» Selected extract
====================

Powell also believes that Congress needs to amp up fiscal stimulus, and soon, by taking advantage of the U.S. Treasury’s ability to borrow at ultra-low rates. Without more government spending, he believes, “there could be longer-run damage to the productive capacity of the economy and to people’s lives.” The larger fiscal deficits that would be created by such spending are not on his list of top concerns. “Deficits are going to be big for a couple of years,” he acknowledged. “The time to deal with that is when we’re through this recovery.”
Powell’s recommendations, for now, are going unheeded. On May 8, in the immediate wake of April’s disastrous jobs report, President Trump stated that he was “in no rush” to negotiate another stimulus package—perhaps because doing so could appear to overstate the degree of economic damage, thereby harming his reelection chances. Not to be deterred, one week later, the Democratic-led House passed a $3 trillion relief package. But Republicans, who control the Senate, have indicated a preference for judging the impact of the $3 trillion CARES Act passed on March 27 before taking further steps.

====================

» Extracted material
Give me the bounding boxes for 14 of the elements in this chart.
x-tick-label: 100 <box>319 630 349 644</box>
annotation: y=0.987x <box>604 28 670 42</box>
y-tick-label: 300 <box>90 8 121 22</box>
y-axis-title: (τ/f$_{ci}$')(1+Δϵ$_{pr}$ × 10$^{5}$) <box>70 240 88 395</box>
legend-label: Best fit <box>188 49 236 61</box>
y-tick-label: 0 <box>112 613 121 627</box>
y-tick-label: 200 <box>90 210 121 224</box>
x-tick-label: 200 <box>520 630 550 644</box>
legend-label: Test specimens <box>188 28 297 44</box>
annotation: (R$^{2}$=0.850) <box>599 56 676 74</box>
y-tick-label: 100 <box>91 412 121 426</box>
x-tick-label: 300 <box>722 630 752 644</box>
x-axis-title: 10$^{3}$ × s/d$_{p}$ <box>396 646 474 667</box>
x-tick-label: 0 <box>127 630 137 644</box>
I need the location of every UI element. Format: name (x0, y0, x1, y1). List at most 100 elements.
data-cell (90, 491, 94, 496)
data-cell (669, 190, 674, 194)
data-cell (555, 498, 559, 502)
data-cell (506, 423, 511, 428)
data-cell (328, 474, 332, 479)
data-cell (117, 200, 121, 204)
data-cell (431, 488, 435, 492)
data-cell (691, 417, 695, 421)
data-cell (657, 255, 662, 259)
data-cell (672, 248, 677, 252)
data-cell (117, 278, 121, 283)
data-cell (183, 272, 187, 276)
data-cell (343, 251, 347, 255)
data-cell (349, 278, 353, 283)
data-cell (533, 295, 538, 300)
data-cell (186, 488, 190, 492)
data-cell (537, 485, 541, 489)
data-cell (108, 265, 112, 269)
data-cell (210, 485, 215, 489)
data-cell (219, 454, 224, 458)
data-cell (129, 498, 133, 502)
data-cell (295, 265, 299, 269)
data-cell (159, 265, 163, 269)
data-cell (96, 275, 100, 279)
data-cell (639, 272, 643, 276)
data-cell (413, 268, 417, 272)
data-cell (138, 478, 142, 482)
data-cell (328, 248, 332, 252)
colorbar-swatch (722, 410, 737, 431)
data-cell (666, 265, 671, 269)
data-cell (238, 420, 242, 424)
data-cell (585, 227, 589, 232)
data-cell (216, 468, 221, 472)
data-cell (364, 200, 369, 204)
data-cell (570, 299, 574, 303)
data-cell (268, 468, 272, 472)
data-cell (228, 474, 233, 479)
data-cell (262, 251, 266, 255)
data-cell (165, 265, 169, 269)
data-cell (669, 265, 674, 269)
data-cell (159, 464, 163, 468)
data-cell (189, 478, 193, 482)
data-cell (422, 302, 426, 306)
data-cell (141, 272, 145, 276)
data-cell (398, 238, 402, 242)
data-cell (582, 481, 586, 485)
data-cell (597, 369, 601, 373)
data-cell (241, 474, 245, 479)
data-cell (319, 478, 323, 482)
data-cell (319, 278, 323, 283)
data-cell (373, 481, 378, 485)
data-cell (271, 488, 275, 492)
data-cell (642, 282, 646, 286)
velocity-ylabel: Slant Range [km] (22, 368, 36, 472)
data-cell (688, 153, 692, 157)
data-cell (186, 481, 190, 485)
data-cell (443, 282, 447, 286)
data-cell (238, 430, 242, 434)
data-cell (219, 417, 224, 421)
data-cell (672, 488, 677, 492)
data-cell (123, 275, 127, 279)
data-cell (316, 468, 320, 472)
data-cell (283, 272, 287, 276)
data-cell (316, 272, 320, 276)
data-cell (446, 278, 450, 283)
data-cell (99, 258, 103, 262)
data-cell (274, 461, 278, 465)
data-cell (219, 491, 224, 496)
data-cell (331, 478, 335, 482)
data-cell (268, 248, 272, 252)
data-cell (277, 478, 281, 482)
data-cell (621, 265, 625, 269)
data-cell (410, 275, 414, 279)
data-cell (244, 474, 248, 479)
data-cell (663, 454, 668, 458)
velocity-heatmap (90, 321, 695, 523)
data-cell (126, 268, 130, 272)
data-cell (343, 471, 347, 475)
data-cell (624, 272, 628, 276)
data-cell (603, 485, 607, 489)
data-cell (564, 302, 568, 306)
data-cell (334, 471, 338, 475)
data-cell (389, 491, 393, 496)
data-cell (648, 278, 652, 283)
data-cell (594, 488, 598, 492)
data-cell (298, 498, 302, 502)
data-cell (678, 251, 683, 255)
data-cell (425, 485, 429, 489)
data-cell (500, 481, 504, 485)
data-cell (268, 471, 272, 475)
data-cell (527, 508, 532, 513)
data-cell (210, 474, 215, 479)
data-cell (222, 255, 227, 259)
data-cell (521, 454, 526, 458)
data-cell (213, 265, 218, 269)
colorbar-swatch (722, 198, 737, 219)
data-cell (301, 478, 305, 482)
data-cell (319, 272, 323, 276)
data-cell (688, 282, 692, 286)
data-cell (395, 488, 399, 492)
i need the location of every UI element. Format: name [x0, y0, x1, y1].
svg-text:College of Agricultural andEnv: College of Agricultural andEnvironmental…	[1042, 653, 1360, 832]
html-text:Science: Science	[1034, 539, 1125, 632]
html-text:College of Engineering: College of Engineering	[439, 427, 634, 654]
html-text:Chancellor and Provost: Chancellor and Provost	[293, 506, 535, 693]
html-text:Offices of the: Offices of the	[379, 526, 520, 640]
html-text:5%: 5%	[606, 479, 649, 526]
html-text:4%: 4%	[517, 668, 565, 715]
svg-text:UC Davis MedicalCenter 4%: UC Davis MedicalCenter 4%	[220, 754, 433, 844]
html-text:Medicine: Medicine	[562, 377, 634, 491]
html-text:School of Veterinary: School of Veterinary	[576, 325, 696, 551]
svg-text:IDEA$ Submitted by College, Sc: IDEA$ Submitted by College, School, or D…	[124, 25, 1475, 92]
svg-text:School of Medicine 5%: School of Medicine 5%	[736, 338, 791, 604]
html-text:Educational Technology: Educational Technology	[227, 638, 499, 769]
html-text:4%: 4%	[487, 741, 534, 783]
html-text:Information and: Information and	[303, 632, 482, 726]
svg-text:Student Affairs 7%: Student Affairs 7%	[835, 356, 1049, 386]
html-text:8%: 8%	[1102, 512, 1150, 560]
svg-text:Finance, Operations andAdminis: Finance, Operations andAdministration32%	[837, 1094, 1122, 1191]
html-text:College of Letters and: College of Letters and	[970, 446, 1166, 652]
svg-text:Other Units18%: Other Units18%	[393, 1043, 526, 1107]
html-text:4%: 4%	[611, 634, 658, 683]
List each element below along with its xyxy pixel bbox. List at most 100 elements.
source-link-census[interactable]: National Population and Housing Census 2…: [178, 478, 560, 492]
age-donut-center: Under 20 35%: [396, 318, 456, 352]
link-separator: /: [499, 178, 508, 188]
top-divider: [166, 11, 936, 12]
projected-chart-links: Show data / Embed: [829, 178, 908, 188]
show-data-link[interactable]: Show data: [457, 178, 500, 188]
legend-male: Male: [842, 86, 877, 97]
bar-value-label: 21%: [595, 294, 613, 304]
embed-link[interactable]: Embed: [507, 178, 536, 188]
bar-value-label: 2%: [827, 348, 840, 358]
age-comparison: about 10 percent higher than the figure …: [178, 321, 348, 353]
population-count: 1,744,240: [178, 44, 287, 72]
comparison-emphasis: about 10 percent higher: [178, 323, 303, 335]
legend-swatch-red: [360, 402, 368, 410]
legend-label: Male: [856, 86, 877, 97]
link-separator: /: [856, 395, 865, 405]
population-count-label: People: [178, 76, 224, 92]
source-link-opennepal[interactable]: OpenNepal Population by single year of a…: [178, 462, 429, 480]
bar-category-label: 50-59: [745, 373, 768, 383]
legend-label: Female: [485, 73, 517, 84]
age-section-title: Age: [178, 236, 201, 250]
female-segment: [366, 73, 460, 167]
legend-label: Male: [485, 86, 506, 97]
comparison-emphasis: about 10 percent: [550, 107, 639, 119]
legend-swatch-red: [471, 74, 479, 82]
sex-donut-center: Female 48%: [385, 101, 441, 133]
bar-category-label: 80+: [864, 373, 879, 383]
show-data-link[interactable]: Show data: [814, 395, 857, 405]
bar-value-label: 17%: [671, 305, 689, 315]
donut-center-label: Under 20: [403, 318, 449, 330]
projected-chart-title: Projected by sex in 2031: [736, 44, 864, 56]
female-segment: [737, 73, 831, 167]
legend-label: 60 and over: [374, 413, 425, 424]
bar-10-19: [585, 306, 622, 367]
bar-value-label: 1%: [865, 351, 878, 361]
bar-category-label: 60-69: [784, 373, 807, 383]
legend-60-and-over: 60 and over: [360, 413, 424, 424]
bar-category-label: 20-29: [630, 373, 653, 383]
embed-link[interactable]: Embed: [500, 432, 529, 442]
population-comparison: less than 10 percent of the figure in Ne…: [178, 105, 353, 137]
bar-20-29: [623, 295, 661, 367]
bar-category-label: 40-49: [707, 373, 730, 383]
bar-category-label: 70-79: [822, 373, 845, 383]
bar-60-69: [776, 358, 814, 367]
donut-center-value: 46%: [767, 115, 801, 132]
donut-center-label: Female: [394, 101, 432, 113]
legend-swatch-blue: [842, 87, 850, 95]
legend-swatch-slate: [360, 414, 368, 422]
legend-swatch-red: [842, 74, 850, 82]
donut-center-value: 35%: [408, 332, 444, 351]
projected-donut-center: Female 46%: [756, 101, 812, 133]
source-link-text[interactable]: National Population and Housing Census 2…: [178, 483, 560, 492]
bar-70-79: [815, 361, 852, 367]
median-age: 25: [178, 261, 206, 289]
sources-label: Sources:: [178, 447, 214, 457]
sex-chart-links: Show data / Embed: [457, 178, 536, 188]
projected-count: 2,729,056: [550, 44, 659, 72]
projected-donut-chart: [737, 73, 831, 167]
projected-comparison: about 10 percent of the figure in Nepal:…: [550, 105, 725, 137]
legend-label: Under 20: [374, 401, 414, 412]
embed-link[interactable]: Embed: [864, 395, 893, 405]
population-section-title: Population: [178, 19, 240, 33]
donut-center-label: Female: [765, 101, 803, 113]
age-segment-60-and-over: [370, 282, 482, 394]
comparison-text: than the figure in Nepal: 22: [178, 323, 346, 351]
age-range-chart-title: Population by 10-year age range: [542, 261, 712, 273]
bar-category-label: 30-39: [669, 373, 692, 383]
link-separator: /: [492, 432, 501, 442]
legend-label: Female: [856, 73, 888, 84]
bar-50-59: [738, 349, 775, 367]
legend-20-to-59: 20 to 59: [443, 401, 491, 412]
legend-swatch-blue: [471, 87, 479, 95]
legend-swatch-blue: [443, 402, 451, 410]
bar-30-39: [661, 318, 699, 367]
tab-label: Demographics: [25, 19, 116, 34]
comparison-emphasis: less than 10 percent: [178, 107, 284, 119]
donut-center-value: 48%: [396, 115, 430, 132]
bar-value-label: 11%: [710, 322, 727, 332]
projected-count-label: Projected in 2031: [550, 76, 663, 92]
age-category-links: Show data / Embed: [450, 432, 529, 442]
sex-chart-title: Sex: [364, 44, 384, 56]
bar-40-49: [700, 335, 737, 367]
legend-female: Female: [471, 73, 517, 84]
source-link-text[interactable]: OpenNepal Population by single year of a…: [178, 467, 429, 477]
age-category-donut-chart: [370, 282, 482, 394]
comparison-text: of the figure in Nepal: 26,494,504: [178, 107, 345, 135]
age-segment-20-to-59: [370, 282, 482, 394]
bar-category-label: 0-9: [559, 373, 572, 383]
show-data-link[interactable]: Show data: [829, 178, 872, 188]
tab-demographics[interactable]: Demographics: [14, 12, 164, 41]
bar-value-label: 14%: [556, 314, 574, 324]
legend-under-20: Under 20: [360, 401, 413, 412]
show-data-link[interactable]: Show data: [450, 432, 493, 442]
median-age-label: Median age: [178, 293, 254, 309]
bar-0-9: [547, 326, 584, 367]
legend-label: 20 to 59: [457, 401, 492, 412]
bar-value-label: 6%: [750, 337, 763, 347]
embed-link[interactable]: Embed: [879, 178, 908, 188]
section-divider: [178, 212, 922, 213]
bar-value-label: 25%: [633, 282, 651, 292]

====================

» Prompt
Rewrite the passage on Powell's stimulus recommendations from "Powell’s recommendations, for" up to and including "taking further steps.", putting "relief bill" in place of "stimulus package". The rows are separate material, unrelated to the passage.

» Exercise response
Powell’s recommendations, for now, are going unheeded. On May 8, in the immediate wake of April’s disastrous jobs report, President Trump stated that he was “in no rush” to negotiate another relief bill—perhaps because doing so could appear to overstate the degree of economic damage, thereby harming his reelection chances. Not to be deterred, one week later, the Democratic-led House passed a $3 trillion relief package. But Republicans, who control the Senate, have indicated a preference for judging the impact of the $3 trillion CARES Act passed on March 27 before taking further steps.